**WORK REQUIRED:**
From the entries below, work out the number of lines that hold the word "devot", and give that number alone.

- - - - - - -

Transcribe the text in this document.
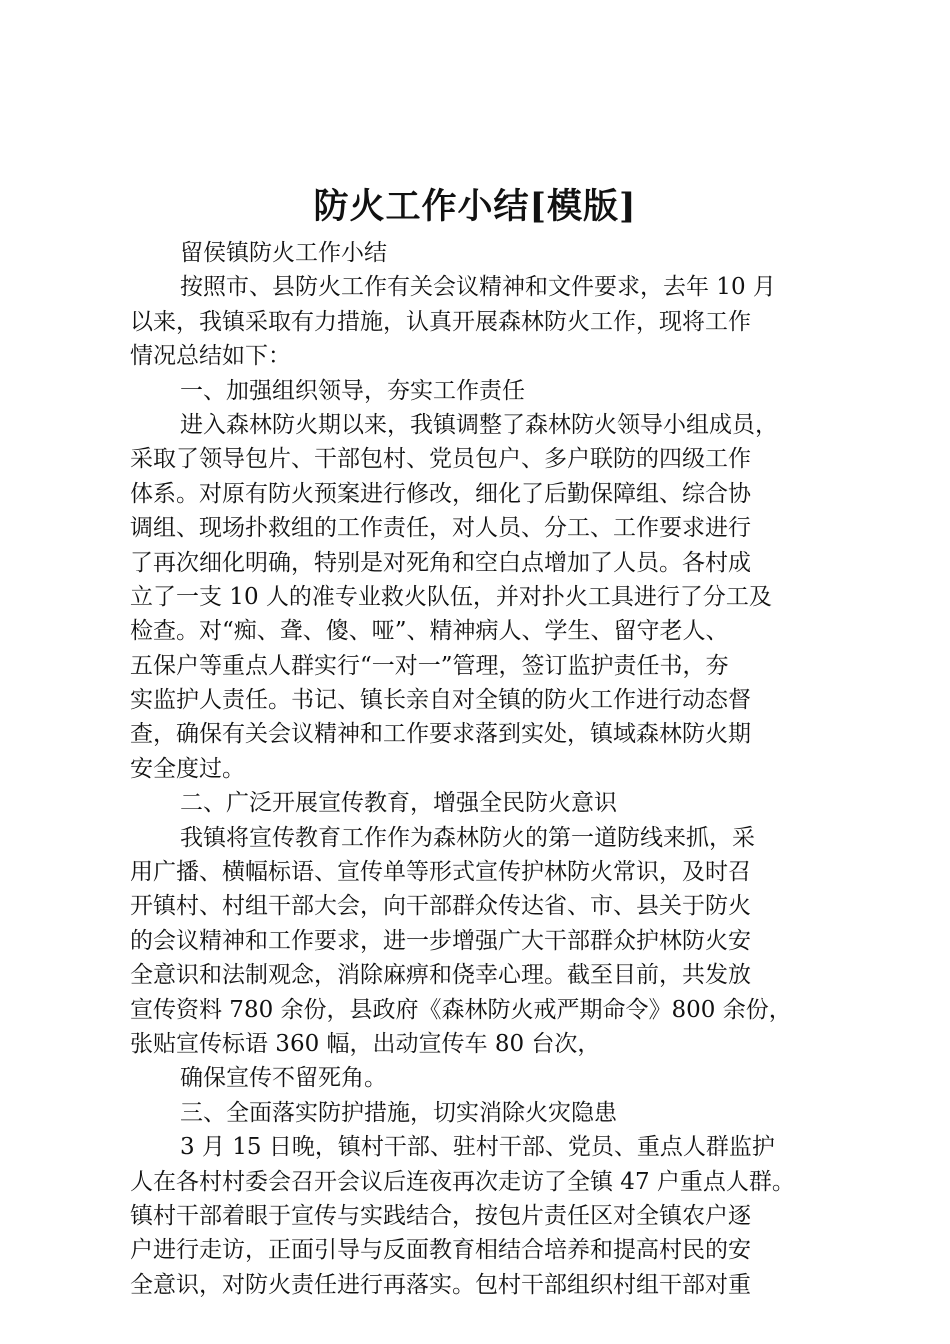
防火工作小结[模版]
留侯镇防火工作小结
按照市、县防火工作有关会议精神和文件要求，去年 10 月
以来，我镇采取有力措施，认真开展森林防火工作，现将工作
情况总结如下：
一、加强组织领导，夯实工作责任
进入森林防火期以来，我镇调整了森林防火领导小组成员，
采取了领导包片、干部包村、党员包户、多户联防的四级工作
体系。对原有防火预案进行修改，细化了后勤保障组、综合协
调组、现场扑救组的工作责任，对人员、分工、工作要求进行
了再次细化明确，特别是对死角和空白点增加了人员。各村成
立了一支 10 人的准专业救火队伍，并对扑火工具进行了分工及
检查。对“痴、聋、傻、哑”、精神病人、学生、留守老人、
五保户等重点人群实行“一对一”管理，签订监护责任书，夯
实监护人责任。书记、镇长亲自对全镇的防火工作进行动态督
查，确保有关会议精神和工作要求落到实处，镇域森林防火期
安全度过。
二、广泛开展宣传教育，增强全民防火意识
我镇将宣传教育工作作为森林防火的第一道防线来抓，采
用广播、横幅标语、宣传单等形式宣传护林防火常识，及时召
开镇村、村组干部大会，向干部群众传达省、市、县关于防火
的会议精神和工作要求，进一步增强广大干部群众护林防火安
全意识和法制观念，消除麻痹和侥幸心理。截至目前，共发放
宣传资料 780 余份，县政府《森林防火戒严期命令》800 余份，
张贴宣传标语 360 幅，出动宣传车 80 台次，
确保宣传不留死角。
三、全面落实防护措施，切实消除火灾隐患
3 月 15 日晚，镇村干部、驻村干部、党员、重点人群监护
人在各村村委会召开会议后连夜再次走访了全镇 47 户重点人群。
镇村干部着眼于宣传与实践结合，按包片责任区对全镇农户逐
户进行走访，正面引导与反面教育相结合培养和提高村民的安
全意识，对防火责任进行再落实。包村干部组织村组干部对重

- - - - - - -

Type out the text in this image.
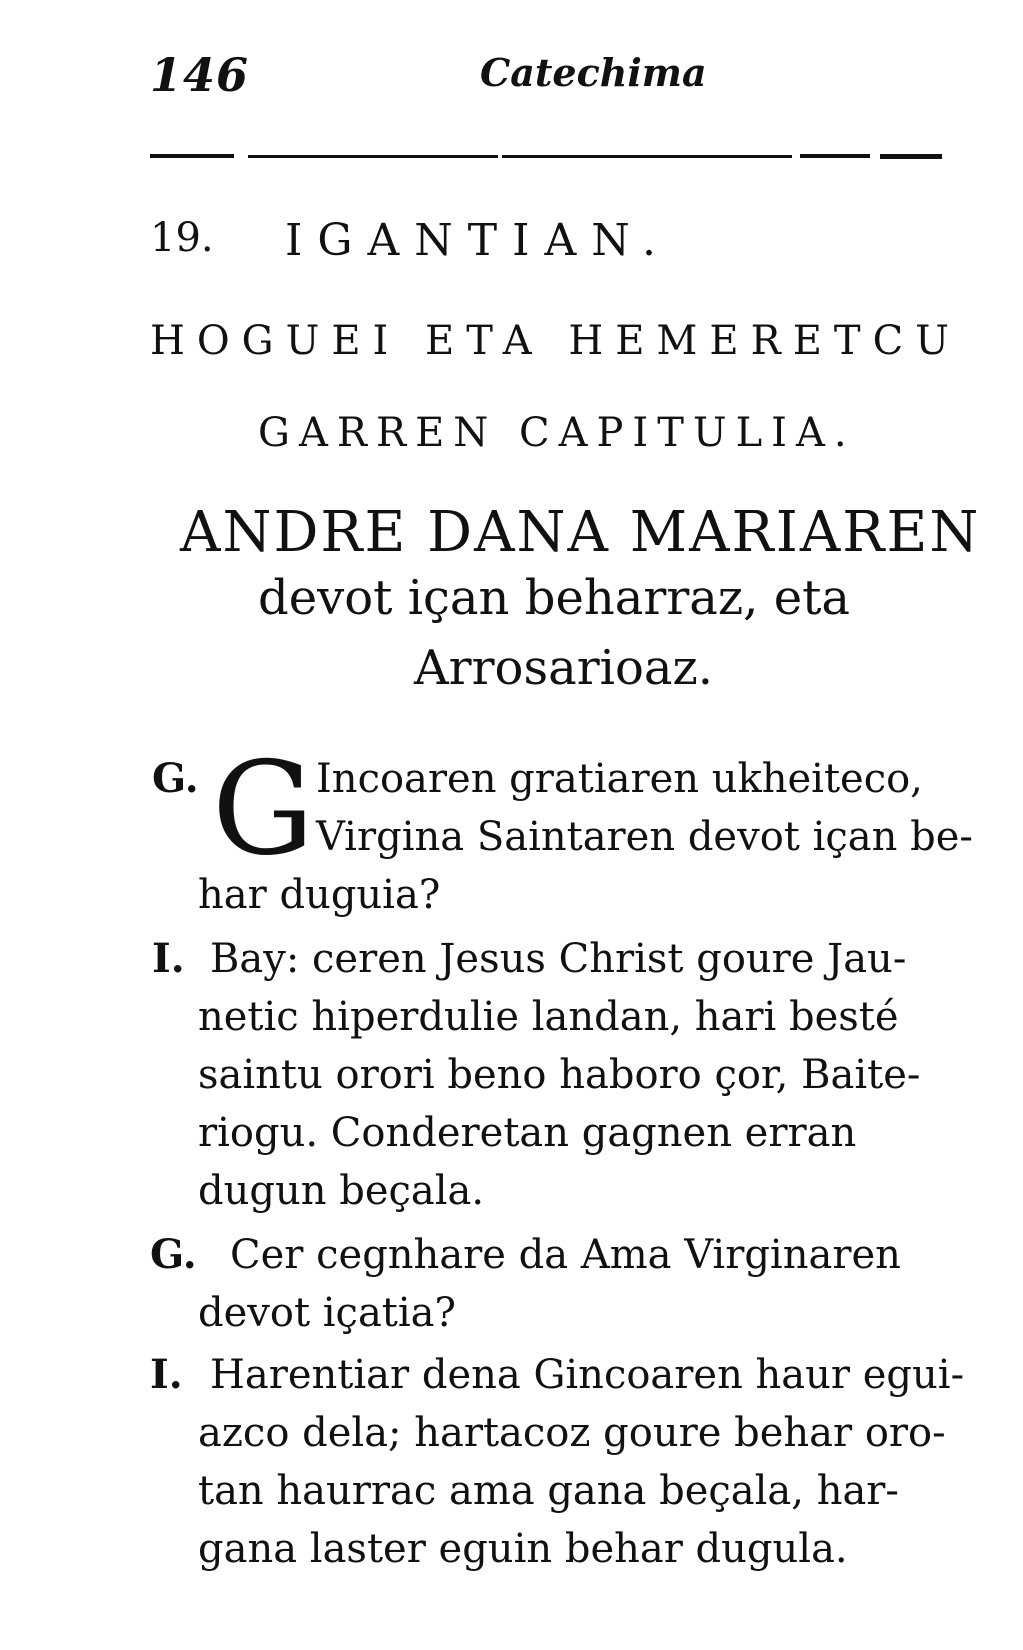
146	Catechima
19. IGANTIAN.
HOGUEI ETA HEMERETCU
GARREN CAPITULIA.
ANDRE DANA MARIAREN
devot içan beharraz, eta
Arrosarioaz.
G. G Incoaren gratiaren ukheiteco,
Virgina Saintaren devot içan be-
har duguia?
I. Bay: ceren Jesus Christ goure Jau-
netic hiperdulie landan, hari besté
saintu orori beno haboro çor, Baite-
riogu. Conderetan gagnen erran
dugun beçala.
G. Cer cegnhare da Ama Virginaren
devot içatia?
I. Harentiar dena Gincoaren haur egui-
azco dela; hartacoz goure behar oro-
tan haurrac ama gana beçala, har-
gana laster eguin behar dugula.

- - - - - - -

**SOLUTION FOR THIS TASK:**
3